Records from a collection of figures:
* Start *

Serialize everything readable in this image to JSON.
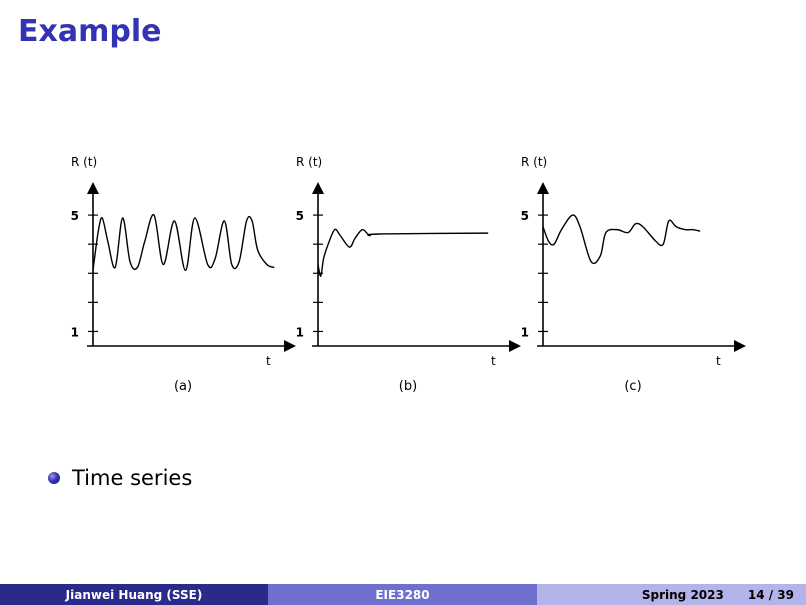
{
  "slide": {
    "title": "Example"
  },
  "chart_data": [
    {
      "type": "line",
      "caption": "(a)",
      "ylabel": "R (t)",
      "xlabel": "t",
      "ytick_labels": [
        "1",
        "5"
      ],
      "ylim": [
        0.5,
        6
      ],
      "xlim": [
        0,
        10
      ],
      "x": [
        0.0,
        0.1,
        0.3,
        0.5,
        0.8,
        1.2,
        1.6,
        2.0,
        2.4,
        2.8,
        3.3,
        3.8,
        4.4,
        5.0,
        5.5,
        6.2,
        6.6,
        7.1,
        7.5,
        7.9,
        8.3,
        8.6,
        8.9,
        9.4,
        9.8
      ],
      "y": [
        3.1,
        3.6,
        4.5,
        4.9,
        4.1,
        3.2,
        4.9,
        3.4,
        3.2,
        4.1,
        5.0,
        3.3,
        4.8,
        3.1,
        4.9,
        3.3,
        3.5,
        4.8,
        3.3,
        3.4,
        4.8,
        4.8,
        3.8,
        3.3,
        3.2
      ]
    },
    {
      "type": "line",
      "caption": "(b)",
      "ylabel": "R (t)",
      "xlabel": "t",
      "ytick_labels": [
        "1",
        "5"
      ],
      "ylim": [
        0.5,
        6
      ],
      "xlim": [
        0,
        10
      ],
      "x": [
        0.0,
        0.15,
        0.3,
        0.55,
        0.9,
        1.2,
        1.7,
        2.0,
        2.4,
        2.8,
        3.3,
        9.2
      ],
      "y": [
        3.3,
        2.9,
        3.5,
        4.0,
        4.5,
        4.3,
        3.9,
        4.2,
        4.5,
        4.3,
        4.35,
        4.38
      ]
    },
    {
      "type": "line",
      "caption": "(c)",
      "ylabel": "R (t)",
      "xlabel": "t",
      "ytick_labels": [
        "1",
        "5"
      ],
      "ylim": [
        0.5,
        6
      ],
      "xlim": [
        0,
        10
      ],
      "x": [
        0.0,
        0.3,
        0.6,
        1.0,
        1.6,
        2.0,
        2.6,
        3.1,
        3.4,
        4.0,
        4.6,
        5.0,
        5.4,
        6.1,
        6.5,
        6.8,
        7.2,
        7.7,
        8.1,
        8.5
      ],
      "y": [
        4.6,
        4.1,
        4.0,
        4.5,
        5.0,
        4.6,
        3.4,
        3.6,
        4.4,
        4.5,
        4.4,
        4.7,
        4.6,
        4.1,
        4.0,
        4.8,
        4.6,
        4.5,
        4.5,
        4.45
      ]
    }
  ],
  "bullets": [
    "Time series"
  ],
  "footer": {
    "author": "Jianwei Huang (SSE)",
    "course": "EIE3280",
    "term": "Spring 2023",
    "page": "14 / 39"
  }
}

* End *

* _Given instruction_:
Write out the records above exactly as they appear, leaving out any pictures.

* _Full answer_:
Serialize everything readable in this image to JSON.
{
  "slide": {
    "title": "Example"
  },
  "chart_data": [
    {
      "type": "line",
      "caption": "(a)",
      "ylabel": "R (t)",
      "xlabel": "t",
      "ytick_labels": [
        "1",
        "5"
      ],
      "ylim": [
        0.5,
        6
      ],
      "xlim": [
        0,
        10
      ],
      "x": [
        0.0,
        0.1,
        0.3,
        0.5,
        0.8,
        1.2,
        1.6,
        2.0,
        2.4,
        2.8,
        3.3,
        3.8,
        4.4,
        5.0,
        5.5,
        6.2,
        6.6,
        7.1,
        7.5,
        7.9,
        8.3,
        8.6,
        8.9,
        9.4,
        9.8
      ],
      "y": [
        3.1,
        3.6,
        4.5,
        4.9,
        4.1,
        3.2,
        4.9,
        3.4,
        3.2,
        4.1,
        5.0,
        3.3,
        4.8,
        3.1,
        4.9,
        3.3,
        3.5,
        4.8,
        3.3,
        3.4,
        4.8,
        4.8,
        3.8,
        3.3,
        3.2
      ]
    },
    {
      "type": "line",
      "caption": "(b)",
      "ylabel": "R (t)",
      "xlabel": "t",
      "ytick_labels": [
        "1",
        "5"
      ],
      "ylim": [
        0.5,
        6
      ],
      "xlim": [
        0,
        10
      ],
      "x": [
        0.0,
        0.15,
        0.3,
        0.55,
        0.9,
        1.2,
        1.7,
        2.0,
        2.4,
        2.8,
        3.3,
        9.2
      ],
      "y": [
        3.3,
        2.9,
        3.5,
        4.0,
        4.5,
        4.3,
        3.9,
        4.2,
        4.5,
        4.3,
        4.35,
        4.38
      ]
    },
    {
      "type": "line",
      "caption": "(c)",
      "ylabel": "R (t)",
      "xlabel": "t",
      "ytick_labels": [
        "1",
        "5"
      ],
      "ylim": [
        0.5,
        6
      ],
      "xlim": [
        0,
        10
      ],
      "x": [
        0.0,
        0.3,
        0.6,
        1.0,
        1.6,
        2.0,
        2.6,
        3.1,
        3.4,
        4.0,
        4.6,
        5.0,
        5.4,
        6.1,
        6.5,
        6.8,
        7.2,
        7.7,
        8.1,
        8.5
      ],
      "y": [
        4.6,
        4.1,
        4.0,
        4.5,
        5.0,
        4.6,
        3.4,
        3.6,
        4.4,
        4.5,
        4.4,
        4.7,
        4.6,
        4.1,
        4.0,
        4.8,
        4.6,
        4.5,
        4.5,
        4.45
      ]
    }
  ],
  "bullets": [
    "Time series"
  ],
  "footer": {
    "author": "Jianwei Huang (SSE)",
    "course": "EIE3280",
    "term": "Spring 2023",
    "page": "14 / 39"
  }
}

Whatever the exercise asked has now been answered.